[Entries with figure data]
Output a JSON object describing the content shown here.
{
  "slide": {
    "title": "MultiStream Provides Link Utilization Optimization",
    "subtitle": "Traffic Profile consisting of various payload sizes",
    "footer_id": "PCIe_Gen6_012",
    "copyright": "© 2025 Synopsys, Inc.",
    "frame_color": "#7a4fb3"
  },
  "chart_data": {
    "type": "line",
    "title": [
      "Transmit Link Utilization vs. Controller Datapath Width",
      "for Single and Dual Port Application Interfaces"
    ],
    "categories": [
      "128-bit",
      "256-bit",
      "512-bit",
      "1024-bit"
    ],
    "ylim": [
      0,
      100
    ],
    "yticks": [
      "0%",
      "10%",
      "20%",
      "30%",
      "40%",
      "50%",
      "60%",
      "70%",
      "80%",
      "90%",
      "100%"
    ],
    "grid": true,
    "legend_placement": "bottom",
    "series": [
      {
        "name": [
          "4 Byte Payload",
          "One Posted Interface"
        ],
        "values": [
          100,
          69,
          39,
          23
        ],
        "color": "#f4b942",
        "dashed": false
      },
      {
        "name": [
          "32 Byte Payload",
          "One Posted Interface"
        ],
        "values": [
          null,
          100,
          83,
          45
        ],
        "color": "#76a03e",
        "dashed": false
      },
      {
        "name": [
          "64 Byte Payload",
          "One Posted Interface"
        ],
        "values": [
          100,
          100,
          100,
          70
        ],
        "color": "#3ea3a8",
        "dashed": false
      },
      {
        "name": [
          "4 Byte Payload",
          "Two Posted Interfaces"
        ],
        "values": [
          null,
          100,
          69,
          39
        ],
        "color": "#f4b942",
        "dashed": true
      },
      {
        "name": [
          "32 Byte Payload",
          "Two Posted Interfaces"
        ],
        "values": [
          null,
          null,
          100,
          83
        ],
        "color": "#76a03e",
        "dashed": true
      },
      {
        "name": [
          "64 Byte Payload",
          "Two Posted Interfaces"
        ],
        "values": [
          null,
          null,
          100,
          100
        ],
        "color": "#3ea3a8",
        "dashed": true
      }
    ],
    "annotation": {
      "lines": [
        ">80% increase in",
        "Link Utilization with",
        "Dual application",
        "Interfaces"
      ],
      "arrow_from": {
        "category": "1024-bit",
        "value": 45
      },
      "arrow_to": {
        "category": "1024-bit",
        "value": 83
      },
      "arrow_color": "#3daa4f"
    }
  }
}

**Objective**: Return every entry exactly as given.

**Task response**:
Output a JSON object describing the content shown here.
{
  "slide": {
    "title": "MultiStream Provides Link Utilization Optimization",
    "subtitle": "Traffic Profile consisting of various payload sizes",
    "footer_id": "PCIe_Gen6_012",
    "copyright": "© 2025 Synopsys, Inc.",
    "frame_color": "#7a4fb3"
  },
  "chart_data": {
    "type": "line",
    "title": [
      "Transmit Link Utilization vs. Controller Datapath Width",
      "for Single and Dual Port Application Interfaces"
    ],
    "categories": [
      "128-bit",
      "256-bit",
      "512-bit",
      "1024-bit"
    ],
    "ylim": [
      0,
      100
    ],
    "yticks": [
      "0%",
      "10%",
      "20%",
      "30%",
      "40%",
      "50%",
      "60%",
      "70%",
      "80%",
      "90%",
      "100%"
    ],
    "grid": true,
    "legend_placement": "bottom",
    "series": [
      {
        "name": [
          "4 Byte Payload",
          "One Posted Interface"
        ],
        "values": [
          100,
          69,
          39,
          23
        ],
        "color": "#f4b942",
        "dashed": false
      },
      {
        "name": [
          "32 Byte Payload",
          "One Posted Interface"
        ],
        "values": [
          null,
          100,
          83,
          45
        ],
        "color": "#76a03e",
        "dashed": false
      },
      {
        "name": [
          "64 Byte Payload",
          "One Posted Interface"
        ],
        "values": [
          100,
          100,
          100,
          70
        ],
        "color": "#3ea3a8",
        "dashed": false
      },
      {
        "name": [
          "4 Byte Payload",
          "Two Posted Interfaces"
        ],
        "values": [
          null,
          100,
          69,
          39
        ],
        "color": "#f4b942",
        "dashed": true
      },
      {
        "name": [
          "32 Byte Payload",
          "Two Posted Interfaces"
        ],
        "values": [
          null,
          null,
          100,
          83
        ],
        "color": "#76a03e",
        "dashed": true
      },
      {
        "name": [
          "64 Byte Payload",
          "Two Posted Interfaces"
        ],
        "values": [
          null,
          null,
          100,
          100
        ],
        "color": "#3ea3a8",
        "dashed": true
      }
    ],
    "annotation": {
      "lines": [
        ">80% increase in",
        "Link Utilization with",
        "Dual application",
        "Interfaces"
      ],
      "arrow_from": {
        "category": "1024-bit",
        "value": 45
      },
      "arrow_to": {
        "category": "1024-bit",
        "value": 83
      },
      "arrow_color": "#3daa4f"
    }
  }
}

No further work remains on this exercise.